> [Task details]
Determine which lines contain the word "равно", then copy those lines.

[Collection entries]
============================================================
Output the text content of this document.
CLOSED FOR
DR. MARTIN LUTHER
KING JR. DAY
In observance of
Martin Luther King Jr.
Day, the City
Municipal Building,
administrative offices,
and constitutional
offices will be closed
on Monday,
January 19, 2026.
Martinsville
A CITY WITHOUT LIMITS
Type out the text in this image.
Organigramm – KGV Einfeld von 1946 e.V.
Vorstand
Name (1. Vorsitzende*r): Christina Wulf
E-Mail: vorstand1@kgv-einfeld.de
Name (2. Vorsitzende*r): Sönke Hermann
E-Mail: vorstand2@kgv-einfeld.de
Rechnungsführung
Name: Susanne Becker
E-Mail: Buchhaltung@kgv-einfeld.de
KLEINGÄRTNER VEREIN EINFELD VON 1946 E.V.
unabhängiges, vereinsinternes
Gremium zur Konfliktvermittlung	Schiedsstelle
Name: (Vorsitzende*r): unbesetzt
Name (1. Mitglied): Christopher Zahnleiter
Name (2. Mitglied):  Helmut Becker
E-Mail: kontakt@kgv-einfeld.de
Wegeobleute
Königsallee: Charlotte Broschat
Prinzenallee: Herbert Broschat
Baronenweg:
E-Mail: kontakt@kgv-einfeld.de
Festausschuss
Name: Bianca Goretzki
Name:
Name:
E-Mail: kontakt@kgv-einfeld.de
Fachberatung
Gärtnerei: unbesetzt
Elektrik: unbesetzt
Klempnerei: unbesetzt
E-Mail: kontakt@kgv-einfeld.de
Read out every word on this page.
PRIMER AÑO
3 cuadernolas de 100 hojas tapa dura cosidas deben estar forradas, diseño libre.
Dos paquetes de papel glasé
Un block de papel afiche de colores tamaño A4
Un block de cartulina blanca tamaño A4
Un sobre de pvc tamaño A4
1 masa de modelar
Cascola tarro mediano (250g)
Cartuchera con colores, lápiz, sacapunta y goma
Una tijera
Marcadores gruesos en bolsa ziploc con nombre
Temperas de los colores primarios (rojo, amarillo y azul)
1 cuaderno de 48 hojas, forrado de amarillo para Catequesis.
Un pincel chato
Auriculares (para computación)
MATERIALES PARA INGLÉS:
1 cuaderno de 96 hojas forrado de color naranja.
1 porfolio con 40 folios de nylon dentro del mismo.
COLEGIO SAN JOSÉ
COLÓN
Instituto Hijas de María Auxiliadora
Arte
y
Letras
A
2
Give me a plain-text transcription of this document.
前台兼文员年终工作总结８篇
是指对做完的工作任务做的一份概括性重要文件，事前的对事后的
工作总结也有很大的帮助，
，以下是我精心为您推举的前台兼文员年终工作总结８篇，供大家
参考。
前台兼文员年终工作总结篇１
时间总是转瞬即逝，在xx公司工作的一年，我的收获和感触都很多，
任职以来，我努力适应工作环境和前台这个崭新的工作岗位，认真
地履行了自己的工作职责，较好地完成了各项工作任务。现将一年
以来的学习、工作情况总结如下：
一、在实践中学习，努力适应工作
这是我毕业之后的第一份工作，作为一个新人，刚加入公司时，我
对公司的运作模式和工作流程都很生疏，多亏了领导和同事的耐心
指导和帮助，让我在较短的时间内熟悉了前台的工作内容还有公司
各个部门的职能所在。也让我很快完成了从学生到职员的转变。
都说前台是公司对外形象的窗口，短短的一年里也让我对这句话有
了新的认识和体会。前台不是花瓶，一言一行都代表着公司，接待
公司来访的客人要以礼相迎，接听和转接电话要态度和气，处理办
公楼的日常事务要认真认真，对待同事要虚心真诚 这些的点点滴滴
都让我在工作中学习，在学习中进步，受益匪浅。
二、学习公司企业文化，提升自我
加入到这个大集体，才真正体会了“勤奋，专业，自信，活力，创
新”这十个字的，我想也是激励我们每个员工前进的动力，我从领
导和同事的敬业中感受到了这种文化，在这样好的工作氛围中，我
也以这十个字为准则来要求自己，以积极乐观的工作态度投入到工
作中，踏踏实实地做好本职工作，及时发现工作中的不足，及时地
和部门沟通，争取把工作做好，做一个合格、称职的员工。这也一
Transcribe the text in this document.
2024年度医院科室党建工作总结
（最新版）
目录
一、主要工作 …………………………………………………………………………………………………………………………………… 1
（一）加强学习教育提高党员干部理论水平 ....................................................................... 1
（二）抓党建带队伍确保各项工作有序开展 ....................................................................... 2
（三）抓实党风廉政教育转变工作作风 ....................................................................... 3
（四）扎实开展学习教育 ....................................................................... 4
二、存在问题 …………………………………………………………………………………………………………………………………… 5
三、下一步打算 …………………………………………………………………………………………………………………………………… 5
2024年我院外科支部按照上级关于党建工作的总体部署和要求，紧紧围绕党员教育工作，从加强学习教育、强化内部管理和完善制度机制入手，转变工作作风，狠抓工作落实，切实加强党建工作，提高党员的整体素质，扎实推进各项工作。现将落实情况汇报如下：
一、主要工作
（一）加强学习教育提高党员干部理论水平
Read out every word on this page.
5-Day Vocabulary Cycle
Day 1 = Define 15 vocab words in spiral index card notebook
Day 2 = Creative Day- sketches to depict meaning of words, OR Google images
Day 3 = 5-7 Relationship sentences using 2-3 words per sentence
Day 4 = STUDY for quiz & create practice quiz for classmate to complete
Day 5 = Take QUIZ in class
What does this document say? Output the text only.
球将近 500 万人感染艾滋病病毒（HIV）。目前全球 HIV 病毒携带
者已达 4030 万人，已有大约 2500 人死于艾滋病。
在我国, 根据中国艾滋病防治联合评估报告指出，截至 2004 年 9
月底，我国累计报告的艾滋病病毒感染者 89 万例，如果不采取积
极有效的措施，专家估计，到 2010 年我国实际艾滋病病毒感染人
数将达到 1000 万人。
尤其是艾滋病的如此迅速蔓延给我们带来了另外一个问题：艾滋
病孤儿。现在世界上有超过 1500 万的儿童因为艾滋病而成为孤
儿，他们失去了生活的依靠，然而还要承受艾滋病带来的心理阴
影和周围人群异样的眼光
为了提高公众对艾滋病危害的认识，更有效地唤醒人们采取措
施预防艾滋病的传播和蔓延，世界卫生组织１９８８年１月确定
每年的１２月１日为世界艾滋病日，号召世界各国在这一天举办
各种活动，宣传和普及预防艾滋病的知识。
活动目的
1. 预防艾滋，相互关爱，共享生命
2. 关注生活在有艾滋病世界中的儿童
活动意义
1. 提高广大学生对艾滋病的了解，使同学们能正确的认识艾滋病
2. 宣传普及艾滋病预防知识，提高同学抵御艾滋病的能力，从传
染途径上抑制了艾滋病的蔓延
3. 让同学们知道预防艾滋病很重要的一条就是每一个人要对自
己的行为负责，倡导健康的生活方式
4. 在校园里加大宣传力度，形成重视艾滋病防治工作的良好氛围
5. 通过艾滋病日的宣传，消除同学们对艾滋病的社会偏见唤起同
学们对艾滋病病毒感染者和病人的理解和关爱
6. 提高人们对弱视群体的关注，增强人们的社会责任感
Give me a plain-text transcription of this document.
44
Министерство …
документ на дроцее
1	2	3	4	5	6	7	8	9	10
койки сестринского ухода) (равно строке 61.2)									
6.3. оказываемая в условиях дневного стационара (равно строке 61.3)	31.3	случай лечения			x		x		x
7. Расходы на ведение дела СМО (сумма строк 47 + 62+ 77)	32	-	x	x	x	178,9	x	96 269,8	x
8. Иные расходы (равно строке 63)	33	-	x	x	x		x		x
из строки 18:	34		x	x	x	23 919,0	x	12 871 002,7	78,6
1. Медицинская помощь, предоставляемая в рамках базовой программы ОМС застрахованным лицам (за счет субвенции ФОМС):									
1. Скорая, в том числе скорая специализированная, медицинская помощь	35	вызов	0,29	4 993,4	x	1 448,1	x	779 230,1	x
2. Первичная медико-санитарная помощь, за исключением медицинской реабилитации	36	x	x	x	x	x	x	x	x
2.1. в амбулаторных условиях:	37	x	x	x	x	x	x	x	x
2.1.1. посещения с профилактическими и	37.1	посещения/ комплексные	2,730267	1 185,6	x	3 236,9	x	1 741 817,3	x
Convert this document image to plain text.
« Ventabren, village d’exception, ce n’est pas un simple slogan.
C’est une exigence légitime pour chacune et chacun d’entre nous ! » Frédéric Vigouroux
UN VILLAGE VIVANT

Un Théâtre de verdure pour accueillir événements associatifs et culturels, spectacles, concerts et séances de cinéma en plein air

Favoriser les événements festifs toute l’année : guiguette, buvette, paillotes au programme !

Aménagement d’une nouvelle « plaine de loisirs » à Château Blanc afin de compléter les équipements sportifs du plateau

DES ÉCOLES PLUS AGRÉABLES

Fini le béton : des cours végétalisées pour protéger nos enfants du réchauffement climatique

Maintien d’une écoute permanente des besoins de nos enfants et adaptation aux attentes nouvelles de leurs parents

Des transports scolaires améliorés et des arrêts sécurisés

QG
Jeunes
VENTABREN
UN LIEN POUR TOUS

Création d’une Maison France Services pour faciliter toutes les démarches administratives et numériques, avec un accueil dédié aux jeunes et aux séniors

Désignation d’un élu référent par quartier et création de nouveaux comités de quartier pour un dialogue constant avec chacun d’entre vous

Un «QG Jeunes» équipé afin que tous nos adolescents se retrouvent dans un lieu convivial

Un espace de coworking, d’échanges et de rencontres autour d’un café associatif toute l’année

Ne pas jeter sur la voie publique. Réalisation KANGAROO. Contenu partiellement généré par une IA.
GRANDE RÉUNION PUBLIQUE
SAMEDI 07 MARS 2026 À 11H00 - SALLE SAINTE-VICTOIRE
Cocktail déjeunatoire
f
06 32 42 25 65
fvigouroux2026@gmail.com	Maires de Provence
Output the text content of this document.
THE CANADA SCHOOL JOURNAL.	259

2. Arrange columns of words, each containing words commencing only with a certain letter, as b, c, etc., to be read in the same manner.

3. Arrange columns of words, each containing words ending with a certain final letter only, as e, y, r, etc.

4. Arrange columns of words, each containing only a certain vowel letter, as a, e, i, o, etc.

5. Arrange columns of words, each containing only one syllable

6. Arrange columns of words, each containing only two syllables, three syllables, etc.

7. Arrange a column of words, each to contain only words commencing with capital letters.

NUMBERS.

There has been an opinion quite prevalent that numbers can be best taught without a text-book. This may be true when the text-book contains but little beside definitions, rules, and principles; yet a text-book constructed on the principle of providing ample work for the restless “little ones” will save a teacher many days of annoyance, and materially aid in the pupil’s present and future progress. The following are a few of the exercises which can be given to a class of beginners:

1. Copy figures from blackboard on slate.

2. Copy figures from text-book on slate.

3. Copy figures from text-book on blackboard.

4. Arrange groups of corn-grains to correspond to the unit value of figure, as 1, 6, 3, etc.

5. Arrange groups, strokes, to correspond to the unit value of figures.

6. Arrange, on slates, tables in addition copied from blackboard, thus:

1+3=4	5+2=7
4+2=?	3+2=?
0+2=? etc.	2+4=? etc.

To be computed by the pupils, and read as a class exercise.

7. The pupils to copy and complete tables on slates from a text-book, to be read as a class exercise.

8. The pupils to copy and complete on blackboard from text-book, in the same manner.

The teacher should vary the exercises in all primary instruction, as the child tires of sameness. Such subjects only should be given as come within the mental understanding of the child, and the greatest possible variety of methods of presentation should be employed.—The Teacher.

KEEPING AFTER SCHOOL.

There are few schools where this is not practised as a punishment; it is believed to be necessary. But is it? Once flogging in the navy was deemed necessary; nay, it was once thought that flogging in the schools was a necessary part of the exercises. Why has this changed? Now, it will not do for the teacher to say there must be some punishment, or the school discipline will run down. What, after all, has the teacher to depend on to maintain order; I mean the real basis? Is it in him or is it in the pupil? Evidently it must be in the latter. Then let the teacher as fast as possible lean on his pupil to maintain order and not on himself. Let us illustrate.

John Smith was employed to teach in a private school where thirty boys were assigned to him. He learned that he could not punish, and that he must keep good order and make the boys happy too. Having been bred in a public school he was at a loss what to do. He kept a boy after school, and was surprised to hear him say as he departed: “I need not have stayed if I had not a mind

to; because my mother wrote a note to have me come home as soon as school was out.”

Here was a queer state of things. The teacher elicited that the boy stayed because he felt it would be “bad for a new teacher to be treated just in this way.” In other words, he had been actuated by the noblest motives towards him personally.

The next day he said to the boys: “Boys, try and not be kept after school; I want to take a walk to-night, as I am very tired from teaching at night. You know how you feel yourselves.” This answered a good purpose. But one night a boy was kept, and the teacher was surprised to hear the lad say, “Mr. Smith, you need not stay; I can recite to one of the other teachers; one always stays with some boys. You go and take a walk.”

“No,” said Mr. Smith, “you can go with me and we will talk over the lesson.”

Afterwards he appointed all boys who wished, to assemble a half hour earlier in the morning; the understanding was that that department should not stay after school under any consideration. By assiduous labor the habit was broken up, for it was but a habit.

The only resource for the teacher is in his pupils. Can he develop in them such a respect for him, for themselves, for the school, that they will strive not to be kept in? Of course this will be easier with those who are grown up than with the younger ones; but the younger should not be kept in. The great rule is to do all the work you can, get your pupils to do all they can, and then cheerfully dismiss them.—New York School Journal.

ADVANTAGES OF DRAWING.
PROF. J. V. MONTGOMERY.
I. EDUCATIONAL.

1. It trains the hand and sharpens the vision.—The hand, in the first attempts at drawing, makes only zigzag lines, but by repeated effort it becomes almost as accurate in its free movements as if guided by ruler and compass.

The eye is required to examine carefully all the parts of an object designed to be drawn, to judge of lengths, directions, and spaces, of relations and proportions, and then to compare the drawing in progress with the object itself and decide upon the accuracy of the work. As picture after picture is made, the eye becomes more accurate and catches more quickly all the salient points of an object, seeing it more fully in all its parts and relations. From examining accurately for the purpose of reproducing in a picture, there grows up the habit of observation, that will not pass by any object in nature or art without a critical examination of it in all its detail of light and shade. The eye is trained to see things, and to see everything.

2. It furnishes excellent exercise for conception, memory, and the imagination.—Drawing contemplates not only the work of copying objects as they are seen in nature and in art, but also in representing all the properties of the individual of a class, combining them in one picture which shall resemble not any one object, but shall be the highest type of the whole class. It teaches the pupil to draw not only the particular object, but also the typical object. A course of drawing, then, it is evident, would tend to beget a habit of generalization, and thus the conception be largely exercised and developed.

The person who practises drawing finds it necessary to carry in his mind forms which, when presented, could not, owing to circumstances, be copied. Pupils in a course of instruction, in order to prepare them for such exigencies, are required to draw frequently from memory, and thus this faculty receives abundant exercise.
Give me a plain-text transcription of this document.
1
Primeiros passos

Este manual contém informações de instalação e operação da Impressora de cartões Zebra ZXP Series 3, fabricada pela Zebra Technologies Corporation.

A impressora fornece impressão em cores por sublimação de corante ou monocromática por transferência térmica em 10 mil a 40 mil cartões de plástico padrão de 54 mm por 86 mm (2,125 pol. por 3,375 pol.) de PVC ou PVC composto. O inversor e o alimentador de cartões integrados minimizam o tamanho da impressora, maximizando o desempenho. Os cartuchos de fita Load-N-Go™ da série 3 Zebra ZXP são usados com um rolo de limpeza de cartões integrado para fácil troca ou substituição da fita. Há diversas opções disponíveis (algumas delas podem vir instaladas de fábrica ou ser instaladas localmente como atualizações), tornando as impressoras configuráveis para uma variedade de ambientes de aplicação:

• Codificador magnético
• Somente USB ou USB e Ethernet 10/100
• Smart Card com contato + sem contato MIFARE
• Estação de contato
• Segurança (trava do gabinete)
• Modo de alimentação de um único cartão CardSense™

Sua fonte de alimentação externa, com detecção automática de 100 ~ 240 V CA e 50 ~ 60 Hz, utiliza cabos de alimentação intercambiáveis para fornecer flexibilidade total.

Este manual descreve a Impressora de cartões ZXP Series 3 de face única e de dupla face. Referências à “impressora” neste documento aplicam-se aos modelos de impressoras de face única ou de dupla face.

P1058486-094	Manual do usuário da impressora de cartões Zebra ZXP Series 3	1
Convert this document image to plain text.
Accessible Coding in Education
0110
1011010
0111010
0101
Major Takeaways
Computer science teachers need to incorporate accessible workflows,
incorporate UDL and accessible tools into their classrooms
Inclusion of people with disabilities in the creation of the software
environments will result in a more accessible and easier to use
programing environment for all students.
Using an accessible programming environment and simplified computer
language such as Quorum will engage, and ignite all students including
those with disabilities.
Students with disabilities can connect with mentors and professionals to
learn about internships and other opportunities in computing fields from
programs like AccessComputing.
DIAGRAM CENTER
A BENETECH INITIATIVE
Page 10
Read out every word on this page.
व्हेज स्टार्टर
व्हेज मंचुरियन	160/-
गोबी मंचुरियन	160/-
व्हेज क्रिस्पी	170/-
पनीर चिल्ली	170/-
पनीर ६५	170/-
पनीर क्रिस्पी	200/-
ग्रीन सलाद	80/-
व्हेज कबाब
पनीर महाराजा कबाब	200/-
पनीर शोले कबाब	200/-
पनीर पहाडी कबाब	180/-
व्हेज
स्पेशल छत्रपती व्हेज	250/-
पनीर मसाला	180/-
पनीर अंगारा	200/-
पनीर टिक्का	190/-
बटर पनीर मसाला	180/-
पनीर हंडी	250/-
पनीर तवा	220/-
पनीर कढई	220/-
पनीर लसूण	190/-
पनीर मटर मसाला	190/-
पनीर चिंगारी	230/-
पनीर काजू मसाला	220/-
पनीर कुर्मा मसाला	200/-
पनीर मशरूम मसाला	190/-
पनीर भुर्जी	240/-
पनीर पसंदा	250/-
============================================================
> [Response to this exercise]
койки сестринского ухода) (равно строке 61.2)									
6.3. оказываемая в условиях дневного стационара (равно строке 61.3)	31.3	случай лечения			x		x		x
8. Иные расходы (равно строке 63)	33	-	x	x	x		x		x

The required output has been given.